TASK DIRECTIONS: Output the data word for word, dropping every image.

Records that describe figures

* * *

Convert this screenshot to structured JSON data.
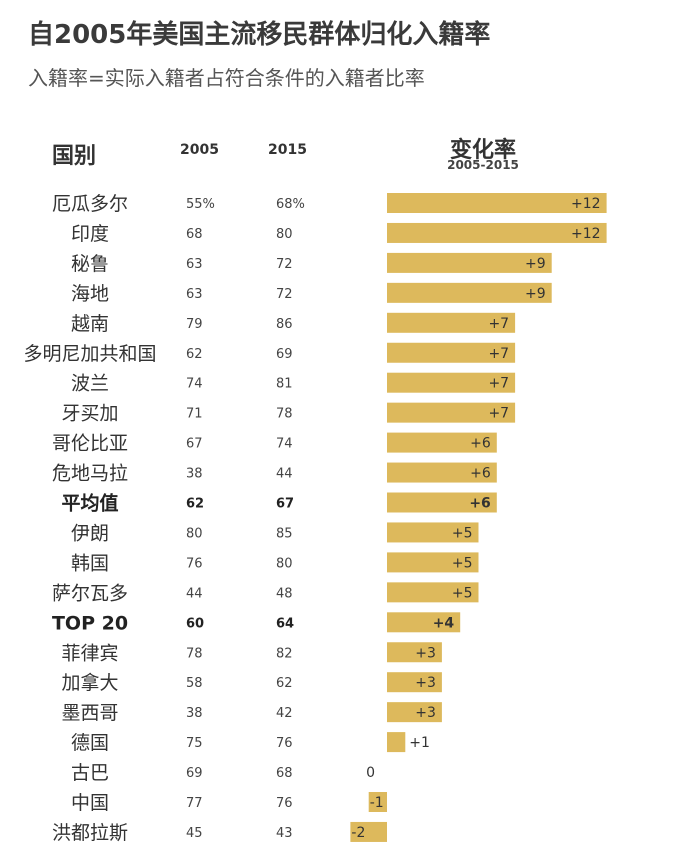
{
  "header": {
    "title": "自2005年美国主流移民群体归化入籍率",
    "subtitle": "入籍率=实际入籍者占符合条件的入籍者比率",
    "col_country": "国别",
    "col_2005": "2005",
    "col_2015": "2015",
    "col_change": "变化率",
    "col_change_range": "2005-2015"
  },
  "colors": {
    "bar": "#ddb95c"
  },
  "chart_data": {
    "type": "bar",
    "orientation": "horizontal",
    "categories": [
      "厄瓜多尔",
      "印度",
      "秘鲁",
      "海地",
      "越南",
      "多明尼加共和国",
      "波兰",
      "牙买加",
      "哥伦比亚",
      "危地马拉",
      "平均值",
      "伊朗",
      "韩国",
      "萨尔瓦多",
      "TOP 20",
      "菲律宾",
      "加拿大",
      "墨西哥",
      "德国",
      "古巴",
      "中国",
      "洪都拉斯"
    ],
    "rate_2005": [
      "55%",
      "68",
      "63",
      "63",
      "79",
      "62",
      "74",
      "71",
      "67",
      "38",
      "62",
      "80",
      "76",
      "44",
      "60",
      "78",
      "58",
      "38",
      "75",
      "69",
      "77",
      "45"
    ],
    "rate_2015": [
      "68%",
      "80",
      "72",
      "72",
      "86",
      "69",
      "81",
      "78",
      "74",
      "44",
      "67",
      "85",
      "80",
      "48",
      "64",
      "82",
      "62",
      "42",
      "76",
      "68",
      "76",
      "43"
    ],
    "values": [
      12,
      12,
      9,
      9,
      7,
      7,
      7,
      7,
      6,
      6,
      6,
      5,
      5,
      5,
      4,
      3,
      3,
      3,
      1,
      0,
      -1,
      -2
    ],
    "labels": [
      "+12",
      "+12",
      "+9",
      "+9",
      "+7",
      "+7",
      "+7",
      "+7",
      "+6",
      "+6",
      "+6",
      "+5",
      "+5",
      "+5",
      "+4",
      "+3",
      "+3",
      "+3",
      "+1",
      "0",
      "-1",
      "-2"
    ],
    "bold_rows": [
      "平均值",
      "TOP 20"
    ],
    "xlim": [
      -2,
      12
    ]
  }
}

* * *

RESULT OF THE EXERCISE:
Convert this screenshot to structured JSON data.
{
  "header": {
    "title": "自2005年美国主流移民群体归化入籍率",
    "subtitle": "入籍率=实际入籍者占符合条件的入籍者比率",
    "col_country": "国别",
    "col_2005": "2005",
    "col_2015": "2015",
    "col_change": "变化率",
    "col_change_range": "2005-2015"
  },
  "colors": {
    "bar": "#ddb95c"
  },
  "chart_data": {
    "type": "bar",
    "orientation": "horizontal",
    "categories": [
      "厄瓜多尔",
      "印度",
      "秘鲁",
      "海地",
      "越南",
      "多明尼加共和国",
      "波兰",
      "牙买加",
      "哥伦比亚",
      "危地马拉",
      "平均值",
      "伊朗",
      "韩国",
      "萨尔瓦多",
      "TOP 20",
      "菲律宾",
      "加拿大",
      "墨西哥",
      "德国",
      "古巴",
      "中国",
      "洪都拉斯"
    ],
    "rate_2005": [
      "55%",
      "68",
      "63",
      "63",
      "79",
      "62",
      "74",
      "71",
      "67",
      "38",
      "62",
      "80",
      "76",
      "44",
      "60",
      "78",
      "58",
      "38",
      "75",
      "69",
      "77",
      "45"
    ],
    "rate_2015": [
      "68%",
      "80",
      "72",
      "72",
      "86",
      "69",
      "81",
      "78",
      "74",
      "44",
      "67",
      "85",
      "80",
      "48",
      "64",
      "82",
      "62",
      "42",
      "76",
      "68",
      "76",
      "43"
    ],
    "values": [
      12,
      12,
      9,
      9,
      7,
      7,
      7,
      7,
      6,
      6,
      6,
      5,
      5,
      5,
      4,
      3,
      3,
      3,
      1,
      0,
      -1,
      -2
    ],
    "labels": [
      "+12",
      "+12",
      "+9",
      "+9",
      "+7",
      "+7",
      "+7",
      "+7",
      "+6",
      "+6",
      "+6",
      "+5",
      "+5",
      "+5",
      "+4",
      "+3",
      "+3",
      "+3",
      "+1",
      "0",
      "-1",
      "-2"
    ],
    "bold_rows": [
      "平均值",
      "TOP 20"
    ],
    "xlim": [
      -2,
      12
    ]
  }
}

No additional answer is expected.